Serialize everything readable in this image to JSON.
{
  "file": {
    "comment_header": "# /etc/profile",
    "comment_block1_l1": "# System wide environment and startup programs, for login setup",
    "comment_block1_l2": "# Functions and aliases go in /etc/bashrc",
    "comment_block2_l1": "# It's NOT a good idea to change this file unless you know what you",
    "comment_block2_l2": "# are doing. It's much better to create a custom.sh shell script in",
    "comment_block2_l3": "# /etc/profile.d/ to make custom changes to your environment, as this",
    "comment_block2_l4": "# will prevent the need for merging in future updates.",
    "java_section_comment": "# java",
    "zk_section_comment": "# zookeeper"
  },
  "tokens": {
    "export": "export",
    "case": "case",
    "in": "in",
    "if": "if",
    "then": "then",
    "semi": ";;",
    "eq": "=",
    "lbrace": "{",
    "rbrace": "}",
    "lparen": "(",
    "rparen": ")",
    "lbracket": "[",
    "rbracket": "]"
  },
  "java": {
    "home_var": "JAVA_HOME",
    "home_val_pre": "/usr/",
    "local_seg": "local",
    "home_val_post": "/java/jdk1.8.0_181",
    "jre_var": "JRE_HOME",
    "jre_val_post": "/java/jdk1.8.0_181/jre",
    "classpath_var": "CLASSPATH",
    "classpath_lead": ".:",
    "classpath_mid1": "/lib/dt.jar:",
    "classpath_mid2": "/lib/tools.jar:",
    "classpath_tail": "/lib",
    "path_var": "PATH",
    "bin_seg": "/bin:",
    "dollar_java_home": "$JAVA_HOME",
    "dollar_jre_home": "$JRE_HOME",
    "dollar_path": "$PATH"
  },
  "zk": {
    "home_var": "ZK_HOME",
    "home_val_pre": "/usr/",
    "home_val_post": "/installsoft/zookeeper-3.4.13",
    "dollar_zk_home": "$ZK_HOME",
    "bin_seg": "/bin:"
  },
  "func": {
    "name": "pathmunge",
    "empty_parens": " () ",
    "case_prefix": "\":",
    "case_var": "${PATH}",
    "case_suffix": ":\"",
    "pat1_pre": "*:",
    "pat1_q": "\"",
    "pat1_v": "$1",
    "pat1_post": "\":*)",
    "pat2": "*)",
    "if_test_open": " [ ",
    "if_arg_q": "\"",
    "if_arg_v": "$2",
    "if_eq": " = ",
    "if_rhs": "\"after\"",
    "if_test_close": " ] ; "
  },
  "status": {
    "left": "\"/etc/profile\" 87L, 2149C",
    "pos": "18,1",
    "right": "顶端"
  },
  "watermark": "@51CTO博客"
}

^^^^^^^^

Stated goal: All lines holding the word "custom" should be picked out and copied.

Completed task:
    "comment_block2_l2": "# are doing. It's much better to create a custom.sh shell script in",
    "comment_block2_l3": "# /etc/profile.d/ to make custom changes to your environment, as this",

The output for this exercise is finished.